— START OF Extracted information —

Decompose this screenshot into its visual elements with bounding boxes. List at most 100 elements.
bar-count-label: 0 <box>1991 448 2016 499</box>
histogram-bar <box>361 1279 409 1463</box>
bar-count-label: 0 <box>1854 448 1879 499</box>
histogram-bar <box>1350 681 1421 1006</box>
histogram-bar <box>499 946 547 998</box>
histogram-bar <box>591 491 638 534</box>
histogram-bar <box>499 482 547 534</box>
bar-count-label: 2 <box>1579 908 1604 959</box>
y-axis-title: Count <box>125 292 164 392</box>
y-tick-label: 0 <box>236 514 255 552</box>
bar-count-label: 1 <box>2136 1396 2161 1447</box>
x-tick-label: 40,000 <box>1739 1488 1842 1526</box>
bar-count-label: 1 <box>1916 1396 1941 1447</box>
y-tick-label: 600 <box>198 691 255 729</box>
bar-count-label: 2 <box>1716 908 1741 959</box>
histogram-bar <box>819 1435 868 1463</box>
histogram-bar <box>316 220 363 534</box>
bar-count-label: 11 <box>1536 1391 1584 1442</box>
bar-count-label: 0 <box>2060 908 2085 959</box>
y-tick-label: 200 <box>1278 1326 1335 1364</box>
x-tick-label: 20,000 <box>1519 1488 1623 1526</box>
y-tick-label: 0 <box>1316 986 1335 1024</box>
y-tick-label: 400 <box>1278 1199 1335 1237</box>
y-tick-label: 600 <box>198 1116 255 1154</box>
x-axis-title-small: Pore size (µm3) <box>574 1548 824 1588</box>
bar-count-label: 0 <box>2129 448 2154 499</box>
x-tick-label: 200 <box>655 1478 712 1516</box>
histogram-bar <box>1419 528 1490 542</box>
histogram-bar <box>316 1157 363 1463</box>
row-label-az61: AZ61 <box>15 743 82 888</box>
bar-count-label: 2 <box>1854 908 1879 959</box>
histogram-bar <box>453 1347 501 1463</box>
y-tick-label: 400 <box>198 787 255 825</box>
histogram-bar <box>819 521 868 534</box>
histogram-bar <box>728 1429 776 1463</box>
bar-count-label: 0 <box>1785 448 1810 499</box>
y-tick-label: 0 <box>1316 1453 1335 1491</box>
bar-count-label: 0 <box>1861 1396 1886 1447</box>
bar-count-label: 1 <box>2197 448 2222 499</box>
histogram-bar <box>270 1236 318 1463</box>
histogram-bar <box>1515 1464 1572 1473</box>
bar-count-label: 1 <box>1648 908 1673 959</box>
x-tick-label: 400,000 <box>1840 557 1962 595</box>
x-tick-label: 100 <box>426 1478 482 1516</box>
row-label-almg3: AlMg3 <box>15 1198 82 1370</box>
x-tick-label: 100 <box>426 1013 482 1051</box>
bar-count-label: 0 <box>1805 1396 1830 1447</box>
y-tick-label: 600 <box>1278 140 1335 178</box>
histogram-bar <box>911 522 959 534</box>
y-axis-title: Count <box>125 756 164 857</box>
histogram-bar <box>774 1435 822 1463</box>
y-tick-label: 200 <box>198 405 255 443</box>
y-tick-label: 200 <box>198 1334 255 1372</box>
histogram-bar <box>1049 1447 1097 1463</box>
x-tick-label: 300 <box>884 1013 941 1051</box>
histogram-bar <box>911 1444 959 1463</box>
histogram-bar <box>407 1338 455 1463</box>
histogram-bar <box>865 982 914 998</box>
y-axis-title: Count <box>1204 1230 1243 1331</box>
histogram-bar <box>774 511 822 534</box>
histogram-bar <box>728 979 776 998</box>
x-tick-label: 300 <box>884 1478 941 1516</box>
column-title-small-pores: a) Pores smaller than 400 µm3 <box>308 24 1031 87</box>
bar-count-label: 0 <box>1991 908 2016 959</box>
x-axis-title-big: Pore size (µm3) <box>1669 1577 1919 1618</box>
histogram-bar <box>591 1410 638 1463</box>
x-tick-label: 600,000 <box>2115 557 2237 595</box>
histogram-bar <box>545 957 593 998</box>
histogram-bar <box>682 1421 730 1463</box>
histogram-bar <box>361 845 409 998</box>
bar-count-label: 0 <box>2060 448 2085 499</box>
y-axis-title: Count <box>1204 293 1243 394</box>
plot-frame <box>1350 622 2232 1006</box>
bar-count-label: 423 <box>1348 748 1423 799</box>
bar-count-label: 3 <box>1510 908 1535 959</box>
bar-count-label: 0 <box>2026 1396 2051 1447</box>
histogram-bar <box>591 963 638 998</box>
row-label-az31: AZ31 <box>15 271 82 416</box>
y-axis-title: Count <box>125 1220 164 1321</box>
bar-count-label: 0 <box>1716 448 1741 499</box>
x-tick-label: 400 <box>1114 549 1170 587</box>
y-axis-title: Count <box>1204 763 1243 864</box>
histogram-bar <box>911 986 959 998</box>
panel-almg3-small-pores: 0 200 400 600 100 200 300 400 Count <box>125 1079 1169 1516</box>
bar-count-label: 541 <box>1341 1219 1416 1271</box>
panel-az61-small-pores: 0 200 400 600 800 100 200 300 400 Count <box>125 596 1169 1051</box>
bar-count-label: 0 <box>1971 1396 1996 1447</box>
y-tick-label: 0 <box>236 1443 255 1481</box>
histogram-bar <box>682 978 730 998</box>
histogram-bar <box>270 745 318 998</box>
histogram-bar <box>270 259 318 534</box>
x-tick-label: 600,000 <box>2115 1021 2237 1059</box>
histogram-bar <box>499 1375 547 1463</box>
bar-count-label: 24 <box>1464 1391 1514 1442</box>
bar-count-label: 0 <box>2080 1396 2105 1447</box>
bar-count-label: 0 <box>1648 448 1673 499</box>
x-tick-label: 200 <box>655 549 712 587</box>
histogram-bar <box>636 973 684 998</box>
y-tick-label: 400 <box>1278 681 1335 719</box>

— END OF Extracted information —

#### Problem details
Revise the lines from the first one through the line with "bar-count-label: 0 <box>1854", changing "histogram-bar" to "hist-bar" and leaving everything else as it is.

#### Expected answer
Decompose this screenshot into its visual elements with bounding boxes. List at most 100 elements.
bar-count-label: 0 <box>1991 448 2016 499</box>
hist-bar <box>361 1279 409 1463</box>
bar-count-label: 0 <box>1854 448 1879 499</box>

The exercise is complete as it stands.